DIRECTIONS:
In the records below, find each line with the word "Rosenaktion" and copy it.

SOURCE MATERIAL:
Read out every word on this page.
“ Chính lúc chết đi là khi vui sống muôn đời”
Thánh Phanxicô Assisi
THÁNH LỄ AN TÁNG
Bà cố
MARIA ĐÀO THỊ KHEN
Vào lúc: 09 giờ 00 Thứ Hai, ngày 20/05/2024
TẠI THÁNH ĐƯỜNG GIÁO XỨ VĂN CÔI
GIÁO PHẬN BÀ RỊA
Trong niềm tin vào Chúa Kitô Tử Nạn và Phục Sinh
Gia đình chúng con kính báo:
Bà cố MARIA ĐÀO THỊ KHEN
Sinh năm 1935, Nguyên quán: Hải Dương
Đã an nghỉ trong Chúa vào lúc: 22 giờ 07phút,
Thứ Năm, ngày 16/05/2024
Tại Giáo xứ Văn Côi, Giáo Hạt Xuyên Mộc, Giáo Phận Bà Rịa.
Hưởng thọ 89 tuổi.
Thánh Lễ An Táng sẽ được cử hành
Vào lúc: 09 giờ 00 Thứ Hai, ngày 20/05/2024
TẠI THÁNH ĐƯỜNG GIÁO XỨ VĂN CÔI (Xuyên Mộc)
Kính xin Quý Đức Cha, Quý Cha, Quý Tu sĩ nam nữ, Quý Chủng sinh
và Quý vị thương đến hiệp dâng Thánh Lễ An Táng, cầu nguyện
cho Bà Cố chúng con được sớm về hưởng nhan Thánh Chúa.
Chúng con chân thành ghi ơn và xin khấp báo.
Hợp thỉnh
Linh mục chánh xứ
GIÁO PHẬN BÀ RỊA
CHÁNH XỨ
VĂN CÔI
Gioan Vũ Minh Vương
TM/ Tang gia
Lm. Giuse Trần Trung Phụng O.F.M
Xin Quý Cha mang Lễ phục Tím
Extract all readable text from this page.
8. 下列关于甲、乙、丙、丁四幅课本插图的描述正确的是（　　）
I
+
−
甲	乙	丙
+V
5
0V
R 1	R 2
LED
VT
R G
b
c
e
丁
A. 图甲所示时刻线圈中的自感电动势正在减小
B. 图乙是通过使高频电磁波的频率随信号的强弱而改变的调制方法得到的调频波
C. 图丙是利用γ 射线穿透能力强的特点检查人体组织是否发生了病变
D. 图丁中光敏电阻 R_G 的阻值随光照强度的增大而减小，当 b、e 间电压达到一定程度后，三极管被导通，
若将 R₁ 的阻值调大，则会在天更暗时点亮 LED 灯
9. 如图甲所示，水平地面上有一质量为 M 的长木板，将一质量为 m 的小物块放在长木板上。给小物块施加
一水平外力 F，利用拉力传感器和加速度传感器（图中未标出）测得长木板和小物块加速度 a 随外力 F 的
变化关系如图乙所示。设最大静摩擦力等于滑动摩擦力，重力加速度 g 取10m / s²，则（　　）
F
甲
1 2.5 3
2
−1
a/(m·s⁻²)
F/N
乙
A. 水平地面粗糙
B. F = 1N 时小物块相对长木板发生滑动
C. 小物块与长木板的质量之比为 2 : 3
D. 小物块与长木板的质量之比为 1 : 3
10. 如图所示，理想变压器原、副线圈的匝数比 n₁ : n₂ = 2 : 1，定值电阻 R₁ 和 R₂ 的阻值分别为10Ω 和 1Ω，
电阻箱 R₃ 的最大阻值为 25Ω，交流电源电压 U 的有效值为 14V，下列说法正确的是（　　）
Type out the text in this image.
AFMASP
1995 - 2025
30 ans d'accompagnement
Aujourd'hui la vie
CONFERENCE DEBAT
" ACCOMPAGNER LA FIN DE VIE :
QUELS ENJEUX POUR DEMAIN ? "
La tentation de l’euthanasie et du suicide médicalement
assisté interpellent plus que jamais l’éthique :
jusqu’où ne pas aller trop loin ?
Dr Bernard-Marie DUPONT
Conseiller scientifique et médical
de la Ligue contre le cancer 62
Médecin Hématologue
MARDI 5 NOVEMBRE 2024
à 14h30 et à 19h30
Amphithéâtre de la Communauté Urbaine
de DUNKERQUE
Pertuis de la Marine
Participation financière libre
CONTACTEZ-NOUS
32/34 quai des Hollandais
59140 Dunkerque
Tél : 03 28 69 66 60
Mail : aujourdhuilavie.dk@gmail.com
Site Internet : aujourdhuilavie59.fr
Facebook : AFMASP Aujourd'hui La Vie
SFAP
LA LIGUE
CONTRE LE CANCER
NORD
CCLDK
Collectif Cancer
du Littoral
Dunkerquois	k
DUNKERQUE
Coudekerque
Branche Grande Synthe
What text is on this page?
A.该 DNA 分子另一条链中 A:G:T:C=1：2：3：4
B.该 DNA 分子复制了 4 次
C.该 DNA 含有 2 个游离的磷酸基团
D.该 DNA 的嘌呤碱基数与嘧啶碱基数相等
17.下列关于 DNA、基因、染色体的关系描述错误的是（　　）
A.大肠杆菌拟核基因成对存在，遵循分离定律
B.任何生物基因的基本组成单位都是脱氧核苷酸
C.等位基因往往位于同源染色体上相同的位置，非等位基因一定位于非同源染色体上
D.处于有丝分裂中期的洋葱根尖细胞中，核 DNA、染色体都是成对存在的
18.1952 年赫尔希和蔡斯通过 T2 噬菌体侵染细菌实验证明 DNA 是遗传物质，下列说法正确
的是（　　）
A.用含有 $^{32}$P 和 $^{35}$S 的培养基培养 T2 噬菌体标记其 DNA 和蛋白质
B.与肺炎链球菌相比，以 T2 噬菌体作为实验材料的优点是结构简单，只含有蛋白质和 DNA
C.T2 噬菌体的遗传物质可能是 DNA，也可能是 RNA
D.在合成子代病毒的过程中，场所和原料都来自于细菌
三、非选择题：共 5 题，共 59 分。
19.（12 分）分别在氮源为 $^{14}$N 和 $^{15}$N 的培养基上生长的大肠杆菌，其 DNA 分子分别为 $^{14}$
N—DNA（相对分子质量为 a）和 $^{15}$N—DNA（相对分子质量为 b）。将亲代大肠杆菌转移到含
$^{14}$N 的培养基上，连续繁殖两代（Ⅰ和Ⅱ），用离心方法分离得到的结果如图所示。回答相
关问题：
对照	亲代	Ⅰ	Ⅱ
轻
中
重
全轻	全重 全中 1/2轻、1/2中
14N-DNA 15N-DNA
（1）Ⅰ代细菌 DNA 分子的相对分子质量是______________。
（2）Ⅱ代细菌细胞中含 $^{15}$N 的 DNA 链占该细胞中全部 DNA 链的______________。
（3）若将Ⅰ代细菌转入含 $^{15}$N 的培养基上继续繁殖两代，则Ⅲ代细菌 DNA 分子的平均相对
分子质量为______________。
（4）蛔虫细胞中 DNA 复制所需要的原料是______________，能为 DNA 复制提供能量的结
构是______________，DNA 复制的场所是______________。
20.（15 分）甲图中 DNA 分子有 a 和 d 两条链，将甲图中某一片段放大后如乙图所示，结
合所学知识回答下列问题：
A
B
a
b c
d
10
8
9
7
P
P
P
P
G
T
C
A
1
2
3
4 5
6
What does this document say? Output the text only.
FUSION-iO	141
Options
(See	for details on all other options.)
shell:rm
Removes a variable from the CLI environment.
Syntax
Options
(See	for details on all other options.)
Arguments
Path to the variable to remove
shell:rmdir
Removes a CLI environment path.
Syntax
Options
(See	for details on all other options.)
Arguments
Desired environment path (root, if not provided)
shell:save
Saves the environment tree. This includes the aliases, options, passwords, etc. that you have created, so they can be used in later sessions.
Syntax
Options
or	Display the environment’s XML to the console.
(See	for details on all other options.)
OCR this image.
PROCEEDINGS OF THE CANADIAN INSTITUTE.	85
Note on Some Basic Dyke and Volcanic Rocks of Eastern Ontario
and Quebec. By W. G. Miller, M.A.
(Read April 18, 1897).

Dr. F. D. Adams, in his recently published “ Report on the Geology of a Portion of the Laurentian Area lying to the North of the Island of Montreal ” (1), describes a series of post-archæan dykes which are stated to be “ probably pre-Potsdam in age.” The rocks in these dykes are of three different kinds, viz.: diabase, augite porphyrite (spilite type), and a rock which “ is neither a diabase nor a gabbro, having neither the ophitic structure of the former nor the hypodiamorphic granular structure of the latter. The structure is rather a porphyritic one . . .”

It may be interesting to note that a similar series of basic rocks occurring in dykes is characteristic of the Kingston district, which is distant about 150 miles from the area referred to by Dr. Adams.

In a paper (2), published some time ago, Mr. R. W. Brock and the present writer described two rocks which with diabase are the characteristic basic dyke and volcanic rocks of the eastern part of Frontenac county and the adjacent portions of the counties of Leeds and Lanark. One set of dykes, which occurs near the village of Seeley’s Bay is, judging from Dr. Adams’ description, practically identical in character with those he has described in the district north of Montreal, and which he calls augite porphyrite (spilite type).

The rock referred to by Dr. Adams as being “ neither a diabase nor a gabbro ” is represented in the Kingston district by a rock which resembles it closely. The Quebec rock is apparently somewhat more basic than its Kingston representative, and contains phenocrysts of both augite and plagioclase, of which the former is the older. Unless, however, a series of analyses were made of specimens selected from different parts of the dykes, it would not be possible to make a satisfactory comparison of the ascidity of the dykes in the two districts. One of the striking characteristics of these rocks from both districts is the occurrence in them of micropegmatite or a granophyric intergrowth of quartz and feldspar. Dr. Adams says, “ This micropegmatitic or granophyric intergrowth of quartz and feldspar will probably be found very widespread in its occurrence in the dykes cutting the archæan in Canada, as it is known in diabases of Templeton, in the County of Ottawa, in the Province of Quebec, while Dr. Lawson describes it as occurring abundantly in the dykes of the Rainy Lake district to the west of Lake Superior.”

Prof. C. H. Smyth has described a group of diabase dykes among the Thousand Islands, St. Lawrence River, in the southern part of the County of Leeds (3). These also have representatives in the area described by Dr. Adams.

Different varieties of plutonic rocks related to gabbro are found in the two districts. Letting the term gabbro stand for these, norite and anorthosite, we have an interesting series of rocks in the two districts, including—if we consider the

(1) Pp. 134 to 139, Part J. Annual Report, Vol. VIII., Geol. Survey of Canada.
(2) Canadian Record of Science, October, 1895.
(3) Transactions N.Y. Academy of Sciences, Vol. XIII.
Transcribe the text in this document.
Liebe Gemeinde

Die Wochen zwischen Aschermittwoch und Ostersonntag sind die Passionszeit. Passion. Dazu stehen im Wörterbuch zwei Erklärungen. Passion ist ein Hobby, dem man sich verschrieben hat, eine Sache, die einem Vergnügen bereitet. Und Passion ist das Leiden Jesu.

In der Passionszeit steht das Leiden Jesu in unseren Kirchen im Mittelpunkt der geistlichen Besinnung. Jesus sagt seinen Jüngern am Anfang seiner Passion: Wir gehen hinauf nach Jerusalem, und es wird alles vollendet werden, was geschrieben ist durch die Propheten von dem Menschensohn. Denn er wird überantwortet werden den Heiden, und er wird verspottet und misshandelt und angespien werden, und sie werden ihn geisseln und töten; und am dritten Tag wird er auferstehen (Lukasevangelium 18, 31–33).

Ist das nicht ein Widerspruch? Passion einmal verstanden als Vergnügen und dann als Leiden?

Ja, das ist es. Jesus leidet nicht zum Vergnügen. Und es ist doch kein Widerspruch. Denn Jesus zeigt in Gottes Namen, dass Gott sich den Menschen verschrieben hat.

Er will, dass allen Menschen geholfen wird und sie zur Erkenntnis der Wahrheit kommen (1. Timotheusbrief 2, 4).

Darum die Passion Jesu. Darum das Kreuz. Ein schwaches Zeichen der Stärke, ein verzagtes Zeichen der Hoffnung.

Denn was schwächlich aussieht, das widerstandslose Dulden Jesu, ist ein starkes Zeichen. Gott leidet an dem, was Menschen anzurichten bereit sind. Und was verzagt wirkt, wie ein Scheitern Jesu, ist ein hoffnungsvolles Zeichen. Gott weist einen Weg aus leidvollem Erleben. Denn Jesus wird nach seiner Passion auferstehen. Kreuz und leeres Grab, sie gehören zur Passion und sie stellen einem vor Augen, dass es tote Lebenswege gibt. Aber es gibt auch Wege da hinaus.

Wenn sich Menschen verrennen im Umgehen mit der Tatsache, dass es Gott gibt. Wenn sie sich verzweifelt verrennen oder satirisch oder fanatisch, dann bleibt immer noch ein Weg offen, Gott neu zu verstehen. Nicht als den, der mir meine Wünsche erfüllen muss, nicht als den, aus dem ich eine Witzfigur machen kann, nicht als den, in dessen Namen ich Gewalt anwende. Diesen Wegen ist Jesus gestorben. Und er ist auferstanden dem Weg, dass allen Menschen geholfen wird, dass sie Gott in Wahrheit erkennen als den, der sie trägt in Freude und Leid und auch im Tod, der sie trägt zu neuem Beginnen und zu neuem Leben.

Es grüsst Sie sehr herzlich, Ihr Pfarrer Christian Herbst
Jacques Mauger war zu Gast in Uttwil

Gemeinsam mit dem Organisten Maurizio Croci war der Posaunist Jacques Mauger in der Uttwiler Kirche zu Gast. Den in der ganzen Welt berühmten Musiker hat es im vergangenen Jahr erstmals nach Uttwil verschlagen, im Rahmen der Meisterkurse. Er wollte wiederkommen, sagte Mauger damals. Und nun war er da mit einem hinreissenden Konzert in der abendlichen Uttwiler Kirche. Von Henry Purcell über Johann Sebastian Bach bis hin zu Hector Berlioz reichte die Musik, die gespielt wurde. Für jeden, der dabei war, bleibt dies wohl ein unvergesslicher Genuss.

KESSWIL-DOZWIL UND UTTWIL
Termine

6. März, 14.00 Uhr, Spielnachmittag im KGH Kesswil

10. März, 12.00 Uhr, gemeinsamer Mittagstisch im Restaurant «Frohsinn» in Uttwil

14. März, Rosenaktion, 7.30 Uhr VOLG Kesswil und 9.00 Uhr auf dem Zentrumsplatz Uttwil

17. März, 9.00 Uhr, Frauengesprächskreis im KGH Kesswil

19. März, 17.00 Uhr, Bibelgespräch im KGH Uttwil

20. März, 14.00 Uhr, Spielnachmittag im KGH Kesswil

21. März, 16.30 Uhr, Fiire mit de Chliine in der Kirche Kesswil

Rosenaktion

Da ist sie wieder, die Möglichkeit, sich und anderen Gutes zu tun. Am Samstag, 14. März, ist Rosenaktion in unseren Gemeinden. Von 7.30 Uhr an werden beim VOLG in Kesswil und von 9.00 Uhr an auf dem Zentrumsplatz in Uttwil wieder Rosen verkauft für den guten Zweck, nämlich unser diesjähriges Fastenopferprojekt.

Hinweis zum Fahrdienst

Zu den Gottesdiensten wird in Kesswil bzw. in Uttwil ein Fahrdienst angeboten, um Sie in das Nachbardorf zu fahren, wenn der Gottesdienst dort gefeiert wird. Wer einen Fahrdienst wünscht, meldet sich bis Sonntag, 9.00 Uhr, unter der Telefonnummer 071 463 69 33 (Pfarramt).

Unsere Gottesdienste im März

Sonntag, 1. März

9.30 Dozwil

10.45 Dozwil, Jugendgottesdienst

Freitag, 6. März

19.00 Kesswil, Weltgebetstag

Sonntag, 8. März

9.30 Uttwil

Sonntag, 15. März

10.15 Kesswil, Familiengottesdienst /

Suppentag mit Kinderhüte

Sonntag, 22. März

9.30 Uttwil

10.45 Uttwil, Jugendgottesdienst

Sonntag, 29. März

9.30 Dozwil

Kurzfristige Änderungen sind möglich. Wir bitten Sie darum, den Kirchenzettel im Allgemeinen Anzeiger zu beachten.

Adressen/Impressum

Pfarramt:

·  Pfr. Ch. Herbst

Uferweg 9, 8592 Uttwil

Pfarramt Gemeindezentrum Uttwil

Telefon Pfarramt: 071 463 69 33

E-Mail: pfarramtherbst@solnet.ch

CORRECT RESPONSE:
14. März, Rosenaktion, 7.30 Uhr VOLG Kesswil und 9.00 Uhr auf dem Zentrumsplatz Uttwil
Rosenaktion
Da ist sie wieder, die Möglichkeit, sich und anderen Gutes zu tun. Am Samstag, 14. März, ist Rosenaktion in unseren Gemeinden. Von 7.30 Uhr an werden beim VOLG in Kesswil und von 9.00 Uhr an auf dem Zentrumsplatz in Uttwil wieder Rosen verkauft für den guten Zweck, nämlich unser diesjähriges Fastenopferprojekt.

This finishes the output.